_Your objective:_ Go through the listing below and list every line with "hacer".

_Records provided:_
-=-=-=-=-
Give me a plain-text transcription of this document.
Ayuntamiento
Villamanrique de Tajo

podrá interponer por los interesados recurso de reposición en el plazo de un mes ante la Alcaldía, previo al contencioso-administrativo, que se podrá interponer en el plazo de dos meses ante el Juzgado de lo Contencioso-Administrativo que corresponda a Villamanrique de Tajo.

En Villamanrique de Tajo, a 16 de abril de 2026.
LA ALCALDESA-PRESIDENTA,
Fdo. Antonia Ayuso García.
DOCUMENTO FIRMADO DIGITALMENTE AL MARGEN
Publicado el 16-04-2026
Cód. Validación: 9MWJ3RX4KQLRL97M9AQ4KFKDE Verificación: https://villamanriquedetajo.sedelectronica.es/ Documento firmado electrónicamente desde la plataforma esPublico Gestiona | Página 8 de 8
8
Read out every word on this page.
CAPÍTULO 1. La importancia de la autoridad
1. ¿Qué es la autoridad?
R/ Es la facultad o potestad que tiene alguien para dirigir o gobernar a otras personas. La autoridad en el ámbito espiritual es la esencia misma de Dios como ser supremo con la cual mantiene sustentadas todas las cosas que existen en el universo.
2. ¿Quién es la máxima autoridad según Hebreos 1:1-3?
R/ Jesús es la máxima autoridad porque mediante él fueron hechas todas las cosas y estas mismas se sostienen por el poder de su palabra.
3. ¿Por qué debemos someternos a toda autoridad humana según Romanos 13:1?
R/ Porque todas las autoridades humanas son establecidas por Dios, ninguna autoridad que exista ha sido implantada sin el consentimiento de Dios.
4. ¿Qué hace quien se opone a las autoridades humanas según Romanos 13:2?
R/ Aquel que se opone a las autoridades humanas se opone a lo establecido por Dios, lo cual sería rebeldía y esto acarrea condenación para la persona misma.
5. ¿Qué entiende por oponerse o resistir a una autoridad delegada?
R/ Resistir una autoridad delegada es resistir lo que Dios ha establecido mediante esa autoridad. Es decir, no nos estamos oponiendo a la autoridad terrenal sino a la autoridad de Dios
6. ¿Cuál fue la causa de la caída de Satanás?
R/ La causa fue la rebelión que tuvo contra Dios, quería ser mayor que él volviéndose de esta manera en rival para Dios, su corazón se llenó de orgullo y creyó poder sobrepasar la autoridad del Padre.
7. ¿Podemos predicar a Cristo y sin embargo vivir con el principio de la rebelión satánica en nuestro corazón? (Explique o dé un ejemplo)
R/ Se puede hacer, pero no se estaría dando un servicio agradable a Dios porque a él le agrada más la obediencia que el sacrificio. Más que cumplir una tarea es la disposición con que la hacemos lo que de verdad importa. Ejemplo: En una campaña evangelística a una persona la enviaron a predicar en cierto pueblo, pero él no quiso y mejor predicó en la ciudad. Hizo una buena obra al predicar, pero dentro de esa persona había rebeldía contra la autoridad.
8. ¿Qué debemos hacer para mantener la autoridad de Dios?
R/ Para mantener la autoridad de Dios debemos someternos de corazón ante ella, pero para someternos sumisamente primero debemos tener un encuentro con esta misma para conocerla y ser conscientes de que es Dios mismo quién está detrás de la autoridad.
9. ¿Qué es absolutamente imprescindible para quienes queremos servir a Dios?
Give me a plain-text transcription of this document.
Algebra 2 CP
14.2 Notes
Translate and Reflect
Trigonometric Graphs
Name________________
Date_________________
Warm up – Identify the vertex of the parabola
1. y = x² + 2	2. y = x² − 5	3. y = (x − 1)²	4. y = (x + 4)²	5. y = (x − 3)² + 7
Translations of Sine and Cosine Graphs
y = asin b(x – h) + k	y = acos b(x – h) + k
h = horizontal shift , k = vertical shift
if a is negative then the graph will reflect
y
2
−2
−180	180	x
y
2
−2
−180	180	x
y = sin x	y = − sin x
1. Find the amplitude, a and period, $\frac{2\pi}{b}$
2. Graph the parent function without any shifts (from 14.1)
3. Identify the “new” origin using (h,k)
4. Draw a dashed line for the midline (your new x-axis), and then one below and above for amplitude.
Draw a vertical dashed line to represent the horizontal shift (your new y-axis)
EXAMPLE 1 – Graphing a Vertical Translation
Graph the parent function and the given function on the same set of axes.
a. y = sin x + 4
-=-=-=-=-
_Output of the task:_
R/ Se puede hacer, pero no se estaría dando un servicio agradable a Dios porque a él le agrada más la obediencia que el sacrificio. Más que cumplir una tarea es la disposición con que la hacemos lo que de verdad importa. Ejemplo: En una campaña evangelística a una persona la enviaron a predicar en cierto pueblo, pero él no quiso y mejor predicó en la ciudad. Hizo una buena obra al predicar, pero dentro de esa persona había rebeldía contra la autoridad.
8. ¿Qué debemos hacer para mantener la autoridad de Dios?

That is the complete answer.